_Goal of the exercise:_ Return the whole listing, line for line, without the pictures in it.

>> START Records for this exercise

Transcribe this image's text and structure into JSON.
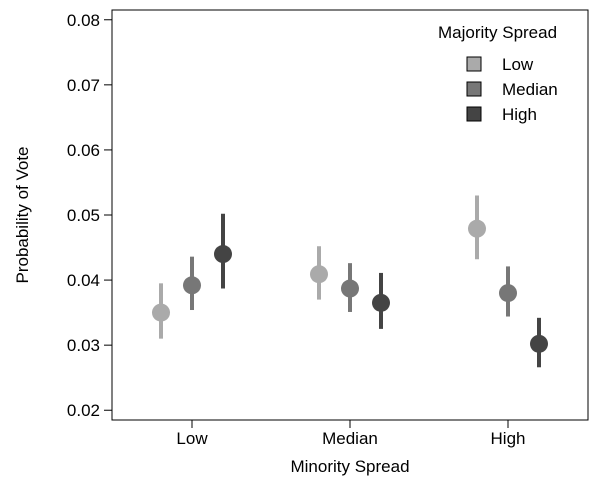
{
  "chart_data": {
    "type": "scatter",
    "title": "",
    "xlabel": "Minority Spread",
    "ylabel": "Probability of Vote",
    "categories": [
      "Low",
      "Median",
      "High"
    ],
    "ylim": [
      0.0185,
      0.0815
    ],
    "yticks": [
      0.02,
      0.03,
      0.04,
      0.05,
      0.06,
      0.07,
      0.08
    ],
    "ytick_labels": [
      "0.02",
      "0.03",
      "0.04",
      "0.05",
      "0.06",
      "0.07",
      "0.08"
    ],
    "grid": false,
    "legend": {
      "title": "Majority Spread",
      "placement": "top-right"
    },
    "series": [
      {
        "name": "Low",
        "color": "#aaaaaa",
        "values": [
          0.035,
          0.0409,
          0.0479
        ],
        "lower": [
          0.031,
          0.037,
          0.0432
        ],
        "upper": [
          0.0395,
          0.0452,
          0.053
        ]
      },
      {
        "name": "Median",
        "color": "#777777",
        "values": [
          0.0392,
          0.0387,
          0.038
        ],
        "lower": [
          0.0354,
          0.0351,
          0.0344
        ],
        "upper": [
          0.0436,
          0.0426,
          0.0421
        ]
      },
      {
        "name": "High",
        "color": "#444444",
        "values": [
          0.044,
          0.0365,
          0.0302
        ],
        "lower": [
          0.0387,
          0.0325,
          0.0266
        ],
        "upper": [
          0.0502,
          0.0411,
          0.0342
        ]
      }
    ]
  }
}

>> END Records for this exercise

_Task output:_
Transcribe this image's text and structure into JSON.
{
  "chart_data": {
    "type": "scatter",
    "title": "",
    "xlabel": "Minority Spread",
    "ylabel": "Probability of Vote",
    "categories": [
      "Low",
      "Median",
      "High"
    ],
    "ylim": [
      0.0185,
      0.0815
    ],
    "yticks": [
      0.02,
      0.03,
      0.04,
      0.05,
      0.06,
      0.07,
      0.08
    ],
    "ytick_labels": [
      "0.02",
      "0.03",
      "0.04",
      "0.05",
      "0.06",
      "0.07",
      "0.08"
    ],
    "grid": false,
    "legend": {
      "title": "Majority Spread",
      "placement": "top-right"
    },
    "series": [
      {
        "name": "Low",
        "color": "#aaaaaa",
        "values": [
          0.035,
          0.0409,
          0.0479
        ],
        "lower": [
          0.031,
          0.037,
          0.0432
        ],
        "upper": [
          0.0395,
          0.0452,
          0.053
        ]
      },
      {
        "name": "Median",
        "color": "#777777",
        "values": [
          0.0392,
          0.0387,
          0.038
        ],
        "lower": [
          0.0354,
          0.0351,
          0.0344
        ],
        "upper": [
          0.0436,
          0.0426,
          0.0421
        ]
      },
      {
        "name": "High",
        "color": "#444444",
        "values": [
          0.044,
          0.0365,
          0.0302
        ],
        "lower": [
          0.0387,
          0.0325,
          0.0266
        ],
        "upper": [
          0.0502,
          0.0411,
          0.0342
        ]
      }
    ]
  }
}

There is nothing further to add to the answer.